** Exercise details **
Restate the entries below verbatim.

** begin Data rows **

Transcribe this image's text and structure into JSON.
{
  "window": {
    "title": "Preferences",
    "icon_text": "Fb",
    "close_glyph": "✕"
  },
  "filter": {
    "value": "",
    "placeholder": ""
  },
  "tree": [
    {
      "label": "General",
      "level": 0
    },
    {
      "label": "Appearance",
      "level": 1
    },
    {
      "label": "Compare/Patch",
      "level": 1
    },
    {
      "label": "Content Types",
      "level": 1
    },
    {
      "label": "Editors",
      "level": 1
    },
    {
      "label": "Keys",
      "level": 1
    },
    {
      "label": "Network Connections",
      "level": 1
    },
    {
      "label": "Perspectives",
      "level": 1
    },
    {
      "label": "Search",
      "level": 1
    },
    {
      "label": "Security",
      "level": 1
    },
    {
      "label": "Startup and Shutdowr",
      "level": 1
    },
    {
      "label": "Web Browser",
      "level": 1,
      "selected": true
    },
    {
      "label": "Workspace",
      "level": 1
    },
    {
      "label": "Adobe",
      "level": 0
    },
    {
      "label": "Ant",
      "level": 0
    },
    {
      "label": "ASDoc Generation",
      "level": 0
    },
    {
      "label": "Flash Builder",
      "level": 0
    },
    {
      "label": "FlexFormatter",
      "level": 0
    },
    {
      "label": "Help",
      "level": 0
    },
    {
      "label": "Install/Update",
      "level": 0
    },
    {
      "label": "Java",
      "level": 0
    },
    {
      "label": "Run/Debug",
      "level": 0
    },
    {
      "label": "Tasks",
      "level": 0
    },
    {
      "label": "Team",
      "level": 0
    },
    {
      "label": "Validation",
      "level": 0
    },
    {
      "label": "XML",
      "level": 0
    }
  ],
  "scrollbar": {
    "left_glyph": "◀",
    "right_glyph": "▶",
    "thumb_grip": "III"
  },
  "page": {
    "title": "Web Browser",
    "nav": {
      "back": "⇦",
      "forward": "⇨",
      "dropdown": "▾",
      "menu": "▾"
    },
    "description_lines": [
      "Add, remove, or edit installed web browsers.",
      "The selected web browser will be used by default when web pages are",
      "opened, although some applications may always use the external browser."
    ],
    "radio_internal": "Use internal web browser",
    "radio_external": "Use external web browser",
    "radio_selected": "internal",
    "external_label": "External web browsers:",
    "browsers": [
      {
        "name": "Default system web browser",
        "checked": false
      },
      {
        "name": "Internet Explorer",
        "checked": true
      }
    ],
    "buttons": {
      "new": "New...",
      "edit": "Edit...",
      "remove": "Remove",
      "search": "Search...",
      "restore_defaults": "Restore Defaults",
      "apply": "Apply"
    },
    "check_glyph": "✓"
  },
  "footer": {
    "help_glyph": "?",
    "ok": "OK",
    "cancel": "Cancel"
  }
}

** end Data rows **

** Solution to the exercise **
Transcribe this image's text and structure into JSON.
{
  "window": {
    "title": "Preferences",
    "icon_text": "Fb",
    "close_glyph": "✕"
  },
  "filter": {
    "value": "",
    "placeholder": ""
  },
  "tree": [
    {
      "label": "General",
      "level": 0
    },
    {
      "label": "Appearance",
      "level": 1
    },
    {
      "label": "Compare/Patch",
      "level": 1
    },
    {
      "label": "Content Types",
      "level": 1
    },
    {
      "label": "Editors",
      "level": 1
    },
    {
      "label": "Keys",
      "level": 1
    },
    {
      "label": "Network Connections",
      "level": 1
    },
    {
      "label": "Perspectives",
      "level": 1
    },
    {
      "label": "Search",
      "level": 1
    },
    {
      "label": "Security",
      "level": 1
    },
    {
      "label": "Startup and Shutdowr",
      "level": 1
    },
    {
      "label": "Web Browser",
      "level": 1,
      "selected": true
    },
    {
      "label": "Workspace",
      "level": 1
    },
    {
      "label": "Adobe",
      "level": 0
    },
    {
      "label": "Ant",
      "level": 0
    },
    {
      "label": "ASDoc Generation",
      "level": 0
    },
    {
      "label": "Flash Builder",
      "level": 0
    },
    {
      "label": "FlexFormatter",
      "level": 0
    },
    {
      "label": "Help",
      "level": 0
    },
    {
      "label": "Install/Update",
      "level": 0
    },
    {
      "label": "Java",
      "level": 0
    },
    {
      "label": "Run/Debug",
      "level": 0
    },
    {
      "label": "Tasks",
      "level": 0
    },
    {
      "label": "Team",
      "level": 0
    },
    {
      "label": "Validation",
      "level": 0
    },
    {
      "label": "XML",
      "level": 0
    }
  ],
  "scrollbar": {
    "left_glyph": "◀",
    "right_glyph": "▶",
    "thumb_grip": "III"
  },
  "page": {
    "title": "Web Browser",
    "nav": {
      "back": "⇦",
      "forward": "⇨",
      "dropdown": "▾",
      "menu": "▾"
    },
    "description_lines": [
      "Add, remove, or edit installed web browsers.",
      "The selected web browser will be used by default when web pages are",
      "opened, although some applications may always use the external browser."
    ],
    "radio_internal": "Use internal web browser",
    "radio_external": "Use external web browser",
    "radio_selected": "internal",
    "external_label": "External web browsers:",
    "browsers": [
      {
        "name": "Default system web browser",
        "checked": false
      },
      {
        "name": "Internet Explorer",
        "checked": true
      }
    ],
    "buttons": {
      "new": "New...",
      "edit": "Edit...",
      "remove": "Remove",
      "search": "Search...",
      "restore_defaults": "Restore Defaults",
      "apply": "Apply"
    },
    "check_glyph": "✓"
  },
  "footer": {
    "help_glyph": "?",
    "ok": "OK",
    "cancel": "Cancel"
  }
}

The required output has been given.